Show every line below that contains the string "Issued", copying each one in full.
┌──
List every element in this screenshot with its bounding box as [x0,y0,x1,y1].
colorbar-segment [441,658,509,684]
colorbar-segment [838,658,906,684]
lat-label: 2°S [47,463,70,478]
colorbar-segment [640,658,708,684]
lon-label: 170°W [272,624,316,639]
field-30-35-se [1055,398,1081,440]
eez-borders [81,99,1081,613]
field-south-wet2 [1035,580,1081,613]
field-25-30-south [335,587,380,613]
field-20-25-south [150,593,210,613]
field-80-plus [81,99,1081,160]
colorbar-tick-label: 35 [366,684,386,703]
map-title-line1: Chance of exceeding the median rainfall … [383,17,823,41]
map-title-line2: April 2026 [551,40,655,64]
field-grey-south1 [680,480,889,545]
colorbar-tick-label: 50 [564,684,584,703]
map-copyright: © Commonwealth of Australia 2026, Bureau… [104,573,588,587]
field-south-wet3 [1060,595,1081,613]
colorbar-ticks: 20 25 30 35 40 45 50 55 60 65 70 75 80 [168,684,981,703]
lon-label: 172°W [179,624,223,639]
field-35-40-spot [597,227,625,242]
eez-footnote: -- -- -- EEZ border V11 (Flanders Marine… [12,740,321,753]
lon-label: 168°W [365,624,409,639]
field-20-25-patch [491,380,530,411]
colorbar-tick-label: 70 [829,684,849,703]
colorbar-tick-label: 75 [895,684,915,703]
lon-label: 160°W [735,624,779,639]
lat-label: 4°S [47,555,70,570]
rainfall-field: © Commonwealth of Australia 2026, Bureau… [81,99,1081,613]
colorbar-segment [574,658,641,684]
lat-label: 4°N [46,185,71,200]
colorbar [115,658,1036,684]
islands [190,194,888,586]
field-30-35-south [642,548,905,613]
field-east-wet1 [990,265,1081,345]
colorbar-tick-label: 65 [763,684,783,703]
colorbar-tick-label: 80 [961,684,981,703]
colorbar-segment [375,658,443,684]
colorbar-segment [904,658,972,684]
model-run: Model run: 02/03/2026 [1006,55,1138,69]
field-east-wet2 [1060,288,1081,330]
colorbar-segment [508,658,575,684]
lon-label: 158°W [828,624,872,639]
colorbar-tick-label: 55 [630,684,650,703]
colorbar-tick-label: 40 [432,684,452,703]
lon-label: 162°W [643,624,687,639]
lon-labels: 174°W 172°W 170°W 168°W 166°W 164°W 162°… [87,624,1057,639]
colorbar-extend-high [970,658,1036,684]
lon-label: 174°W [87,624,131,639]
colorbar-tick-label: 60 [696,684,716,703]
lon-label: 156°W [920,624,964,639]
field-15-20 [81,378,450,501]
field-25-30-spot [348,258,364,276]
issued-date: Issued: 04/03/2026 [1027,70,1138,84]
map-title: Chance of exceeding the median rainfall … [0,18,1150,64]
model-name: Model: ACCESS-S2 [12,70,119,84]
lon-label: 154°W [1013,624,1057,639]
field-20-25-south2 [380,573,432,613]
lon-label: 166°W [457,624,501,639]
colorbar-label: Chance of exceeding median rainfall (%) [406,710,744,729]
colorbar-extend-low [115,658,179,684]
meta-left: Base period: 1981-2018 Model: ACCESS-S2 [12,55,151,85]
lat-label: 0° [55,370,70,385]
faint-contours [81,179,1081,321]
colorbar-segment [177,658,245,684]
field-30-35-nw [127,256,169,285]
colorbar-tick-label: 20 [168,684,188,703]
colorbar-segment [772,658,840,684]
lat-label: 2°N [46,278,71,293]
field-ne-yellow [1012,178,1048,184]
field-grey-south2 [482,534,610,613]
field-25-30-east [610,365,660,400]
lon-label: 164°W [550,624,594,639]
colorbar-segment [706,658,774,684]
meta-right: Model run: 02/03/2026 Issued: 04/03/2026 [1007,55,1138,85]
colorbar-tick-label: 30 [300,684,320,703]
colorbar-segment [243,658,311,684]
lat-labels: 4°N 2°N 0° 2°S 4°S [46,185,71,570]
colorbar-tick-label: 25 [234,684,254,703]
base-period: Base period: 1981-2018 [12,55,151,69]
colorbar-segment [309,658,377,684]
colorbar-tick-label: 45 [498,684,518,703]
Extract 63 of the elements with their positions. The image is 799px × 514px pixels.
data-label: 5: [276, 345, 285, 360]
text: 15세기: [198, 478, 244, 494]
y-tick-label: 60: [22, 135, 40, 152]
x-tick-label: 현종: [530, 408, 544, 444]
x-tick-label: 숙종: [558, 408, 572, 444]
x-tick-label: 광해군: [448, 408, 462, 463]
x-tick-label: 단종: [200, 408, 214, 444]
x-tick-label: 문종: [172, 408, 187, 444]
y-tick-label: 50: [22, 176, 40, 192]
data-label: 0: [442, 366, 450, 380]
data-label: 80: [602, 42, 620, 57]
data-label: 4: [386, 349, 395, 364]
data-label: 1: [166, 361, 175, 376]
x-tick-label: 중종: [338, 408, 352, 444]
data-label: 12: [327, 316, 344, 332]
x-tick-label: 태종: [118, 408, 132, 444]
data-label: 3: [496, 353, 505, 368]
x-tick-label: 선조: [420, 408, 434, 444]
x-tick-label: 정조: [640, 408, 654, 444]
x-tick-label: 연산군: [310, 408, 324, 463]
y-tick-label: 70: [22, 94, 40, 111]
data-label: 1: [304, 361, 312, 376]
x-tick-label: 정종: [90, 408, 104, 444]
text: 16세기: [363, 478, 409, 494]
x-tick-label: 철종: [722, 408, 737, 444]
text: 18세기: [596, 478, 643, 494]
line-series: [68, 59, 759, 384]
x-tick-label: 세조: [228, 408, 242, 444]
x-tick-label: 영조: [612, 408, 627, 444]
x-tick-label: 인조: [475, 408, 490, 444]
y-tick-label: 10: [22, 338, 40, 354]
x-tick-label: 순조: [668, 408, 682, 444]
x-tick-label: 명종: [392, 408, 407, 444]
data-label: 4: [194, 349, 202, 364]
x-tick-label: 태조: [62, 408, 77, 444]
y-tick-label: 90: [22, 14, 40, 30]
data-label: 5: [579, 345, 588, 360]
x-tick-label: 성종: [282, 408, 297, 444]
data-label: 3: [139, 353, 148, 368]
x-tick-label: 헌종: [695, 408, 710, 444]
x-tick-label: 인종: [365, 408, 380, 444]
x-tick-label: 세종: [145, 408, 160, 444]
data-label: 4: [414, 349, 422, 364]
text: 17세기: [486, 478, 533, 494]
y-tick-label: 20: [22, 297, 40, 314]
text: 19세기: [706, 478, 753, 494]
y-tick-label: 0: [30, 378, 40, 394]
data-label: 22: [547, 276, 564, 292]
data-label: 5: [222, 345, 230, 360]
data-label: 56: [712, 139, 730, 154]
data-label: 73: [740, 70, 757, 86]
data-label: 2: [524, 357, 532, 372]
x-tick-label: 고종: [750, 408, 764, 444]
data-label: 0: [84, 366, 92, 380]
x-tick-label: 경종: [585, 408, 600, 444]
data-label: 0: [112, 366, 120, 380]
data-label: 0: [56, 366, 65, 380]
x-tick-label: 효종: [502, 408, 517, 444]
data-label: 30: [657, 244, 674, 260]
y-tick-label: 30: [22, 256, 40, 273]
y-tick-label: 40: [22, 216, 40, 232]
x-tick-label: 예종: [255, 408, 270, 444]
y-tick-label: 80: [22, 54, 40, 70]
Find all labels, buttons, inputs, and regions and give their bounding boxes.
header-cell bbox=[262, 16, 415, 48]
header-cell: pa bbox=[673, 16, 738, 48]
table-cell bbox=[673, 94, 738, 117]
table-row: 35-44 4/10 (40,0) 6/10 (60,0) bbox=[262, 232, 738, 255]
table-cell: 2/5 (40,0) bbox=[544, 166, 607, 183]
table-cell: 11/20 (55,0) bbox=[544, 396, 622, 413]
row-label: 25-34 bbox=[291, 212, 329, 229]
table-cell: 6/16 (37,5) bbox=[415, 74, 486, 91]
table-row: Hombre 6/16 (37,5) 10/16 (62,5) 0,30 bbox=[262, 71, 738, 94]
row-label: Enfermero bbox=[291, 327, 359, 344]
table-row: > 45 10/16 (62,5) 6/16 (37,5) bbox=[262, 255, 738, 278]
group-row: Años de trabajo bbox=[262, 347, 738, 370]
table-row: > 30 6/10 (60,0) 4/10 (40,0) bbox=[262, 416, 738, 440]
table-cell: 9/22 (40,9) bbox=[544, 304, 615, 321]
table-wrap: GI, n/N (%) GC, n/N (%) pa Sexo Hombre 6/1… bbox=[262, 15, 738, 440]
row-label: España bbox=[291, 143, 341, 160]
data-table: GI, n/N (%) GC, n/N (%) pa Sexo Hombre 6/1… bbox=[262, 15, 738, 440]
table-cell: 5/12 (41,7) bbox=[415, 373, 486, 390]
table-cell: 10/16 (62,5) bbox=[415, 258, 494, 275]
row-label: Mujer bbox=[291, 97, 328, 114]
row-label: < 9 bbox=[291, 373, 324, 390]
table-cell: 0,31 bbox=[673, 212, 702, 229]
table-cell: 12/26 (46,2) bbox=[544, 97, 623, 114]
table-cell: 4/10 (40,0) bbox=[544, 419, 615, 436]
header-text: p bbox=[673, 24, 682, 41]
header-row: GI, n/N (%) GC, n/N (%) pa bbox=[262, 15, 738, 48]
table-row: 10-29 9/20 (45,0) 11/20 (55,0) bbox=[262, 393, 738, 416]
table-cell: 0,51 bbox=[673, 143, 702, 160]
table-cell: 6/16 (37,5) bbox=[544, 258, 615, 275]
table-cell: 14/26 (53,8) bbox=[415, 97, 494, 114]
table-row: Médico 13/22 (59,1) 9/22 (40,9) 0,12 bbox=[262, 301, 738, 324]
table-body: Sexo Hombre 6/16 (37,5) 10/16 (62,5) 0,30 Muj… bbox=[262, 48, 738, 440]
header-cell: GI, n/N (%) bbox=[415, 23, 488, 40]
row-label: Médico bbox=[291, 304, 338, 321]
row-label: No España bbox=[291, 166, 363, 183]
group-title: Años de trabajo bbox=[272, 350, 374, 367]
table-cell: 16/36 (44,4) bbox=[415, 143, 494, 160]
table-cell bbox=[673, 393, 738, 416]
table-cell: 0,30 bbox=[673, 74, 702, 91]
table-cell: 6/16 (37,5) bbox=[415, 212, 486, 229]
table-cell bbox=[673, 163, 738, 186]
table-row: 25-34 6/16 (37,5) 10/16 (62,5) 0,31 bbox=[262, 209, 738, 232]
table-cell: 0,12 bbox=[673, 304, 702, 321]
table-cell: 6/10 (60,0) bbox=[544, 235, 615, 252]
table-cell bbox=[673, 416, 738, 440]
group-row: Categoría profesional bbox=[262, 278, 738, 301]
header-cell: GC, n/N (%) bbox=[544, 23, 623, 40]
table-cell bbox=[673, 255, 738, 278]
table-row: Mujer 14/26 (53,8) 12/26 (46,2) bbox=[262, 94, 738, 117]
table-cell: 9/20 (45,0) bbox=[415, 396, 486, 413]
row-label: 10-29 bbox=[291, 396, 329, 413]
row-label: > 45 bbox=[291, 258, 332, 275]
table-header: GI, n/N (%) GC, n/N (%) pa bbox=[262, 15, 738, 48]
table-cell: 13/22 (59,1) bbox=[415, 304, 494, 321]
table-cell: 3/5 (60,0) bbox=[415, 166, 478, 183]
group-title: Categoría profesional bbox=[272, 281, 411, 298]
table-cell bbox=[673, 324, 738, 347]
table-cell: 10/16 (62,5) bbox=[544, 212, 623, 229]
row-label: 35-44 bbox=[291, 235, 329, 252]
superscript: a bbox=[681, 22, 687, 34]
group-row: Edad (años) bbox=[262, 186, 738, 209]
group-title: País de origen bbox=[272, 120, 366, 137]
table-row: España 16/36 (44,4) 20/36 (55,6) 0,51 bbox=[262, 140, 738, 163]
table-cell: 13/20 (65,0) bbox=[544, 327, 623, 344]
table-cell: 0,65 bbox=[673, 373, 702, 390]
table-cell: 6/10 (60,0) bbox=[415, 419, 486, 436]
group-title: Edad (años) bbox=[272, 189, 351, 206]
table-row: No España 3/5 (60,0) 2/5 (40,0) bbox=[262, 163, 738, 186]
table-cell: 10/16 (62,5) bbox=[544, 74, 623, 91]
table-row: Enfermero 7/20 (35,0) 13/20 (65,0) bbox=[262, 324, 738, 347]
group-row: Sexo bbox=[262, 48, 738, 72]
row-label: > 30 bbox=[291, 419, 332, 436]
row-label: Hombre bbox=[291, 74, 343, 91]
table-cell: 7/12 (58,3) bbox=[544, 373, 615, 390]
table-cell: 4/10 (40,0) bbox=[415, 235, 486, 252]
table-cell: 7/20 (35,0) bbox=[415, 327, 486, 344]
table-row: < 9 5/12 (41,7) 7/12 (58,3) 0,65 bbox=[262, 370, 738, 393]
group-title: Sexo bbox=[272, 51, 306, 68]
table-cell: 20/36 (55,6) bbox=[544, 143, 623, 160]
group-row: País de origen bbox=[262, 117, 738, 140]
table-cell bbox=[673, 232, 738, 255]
└──
- _RIGHT ANSWER_
issued-date: Issued: 04/03/2026 [1027,70,1138,84]
meta-right: Model run: 02/03/2026 Issued: 04/03/2026 [1007,55,1138,85]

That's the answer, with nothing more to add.